** Begin **

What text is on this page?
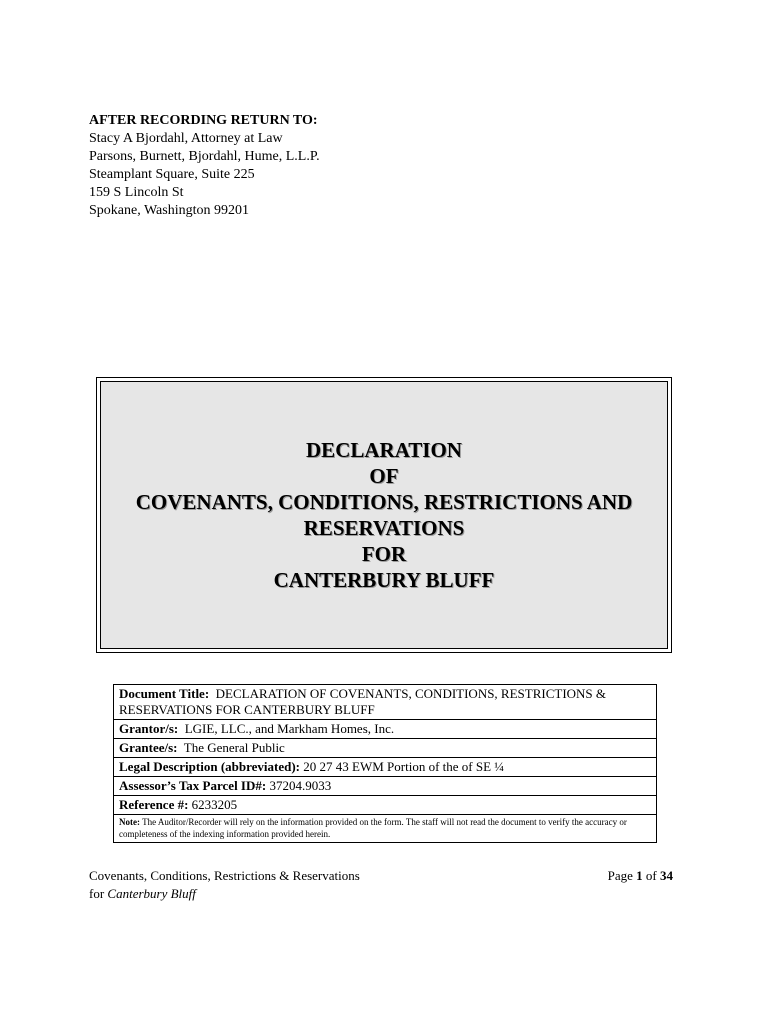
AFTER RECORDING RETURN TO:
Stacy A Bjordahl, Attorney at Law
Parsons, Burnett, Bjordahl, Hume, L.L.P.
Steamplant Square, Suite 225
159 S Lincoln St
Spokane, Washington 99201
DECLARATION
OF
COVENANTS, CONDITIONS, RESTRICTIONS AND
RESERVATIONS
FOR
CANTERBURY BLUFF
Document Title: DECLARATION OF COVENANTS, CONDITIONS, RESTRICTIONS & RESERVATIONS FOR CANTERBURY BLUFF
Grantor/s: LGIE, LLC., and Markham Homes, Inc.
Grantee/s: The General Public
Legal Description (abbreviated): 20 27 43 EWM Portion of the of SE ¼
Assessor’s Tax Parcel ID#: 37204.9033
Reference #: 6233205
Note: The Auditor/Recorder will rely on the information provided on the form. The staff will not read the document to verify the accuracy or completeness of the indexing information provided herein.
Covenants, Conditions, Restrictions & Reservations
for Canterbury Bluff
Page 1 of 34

** End **
** Begin **

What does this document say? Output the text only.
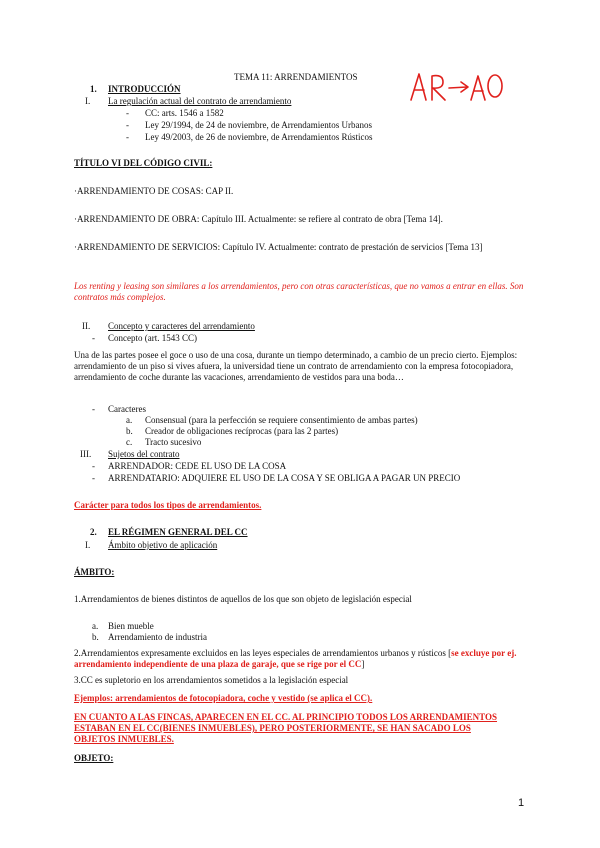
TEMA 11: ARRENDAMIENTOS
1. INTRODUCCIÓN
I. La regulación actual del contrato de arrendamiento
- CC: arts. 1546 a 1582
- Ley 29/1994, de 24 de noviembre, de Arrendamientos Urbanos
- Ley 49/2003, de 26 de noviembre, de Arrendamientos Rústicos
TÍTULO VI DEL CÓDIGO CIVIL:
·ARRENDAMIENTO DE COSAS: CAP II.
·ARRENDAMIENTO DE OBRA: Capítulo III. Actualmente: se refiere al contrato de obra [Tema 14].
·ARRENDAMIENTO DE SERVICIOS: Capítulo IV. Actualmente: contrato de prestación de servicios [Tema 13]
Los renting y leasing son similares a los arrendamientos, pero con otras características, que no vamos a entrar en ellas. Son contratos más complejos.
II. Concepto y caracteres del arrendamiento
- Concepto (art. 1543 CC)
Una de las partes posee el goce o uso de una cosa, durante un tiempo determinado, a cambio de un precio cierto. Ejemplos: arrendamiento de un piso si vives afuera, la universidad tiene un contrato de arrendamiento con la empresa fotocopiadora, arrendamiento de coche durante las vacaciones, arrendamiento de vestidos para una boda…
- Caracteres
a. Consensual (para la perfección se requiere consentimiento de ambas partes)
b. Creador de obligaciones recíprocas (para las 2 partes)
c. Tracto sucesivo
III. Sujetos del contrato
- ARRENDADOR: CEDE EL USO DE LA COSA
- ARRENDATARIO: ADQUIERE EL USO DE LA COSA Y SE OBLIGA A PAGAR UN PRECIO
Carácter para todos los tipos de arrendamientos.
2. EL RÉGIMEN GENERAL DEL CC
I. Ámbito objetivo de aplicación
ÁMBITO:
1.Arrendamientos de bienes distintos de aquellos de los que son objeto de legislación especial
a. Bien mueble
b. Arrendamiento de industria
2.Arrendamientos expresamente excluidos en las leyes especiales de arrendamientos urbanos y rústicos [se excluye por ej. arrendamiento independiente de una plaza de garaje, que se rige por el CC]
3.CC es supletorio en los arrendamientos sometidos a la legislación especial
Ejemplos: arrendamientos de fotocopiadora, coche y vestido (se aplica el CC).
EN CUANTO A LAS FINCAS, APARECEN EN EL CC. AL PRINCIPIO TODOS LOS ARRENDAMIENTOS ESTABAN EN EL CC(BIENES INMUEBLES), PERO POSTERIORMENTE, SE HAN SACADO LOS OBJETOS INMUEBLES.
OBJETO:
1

** End **

Gather all lines where the word "fotocopiadora" appears.

Una de las partes posee el goce o uso de una cosa, durante un tiempo determinado, a cambio de un precio cierto. Ejemplos: arrendamiento de un piso si vives afuera, la universidad tiene un contrato de arrendamiento con la empresa fotocopiadora, arrendamiento de coche durante las vacaciones, arrendamiento de vestidos para una boda…
Ejemplos: arrendamientos de fotocopiadora, coche y vestido (se aplica el CC).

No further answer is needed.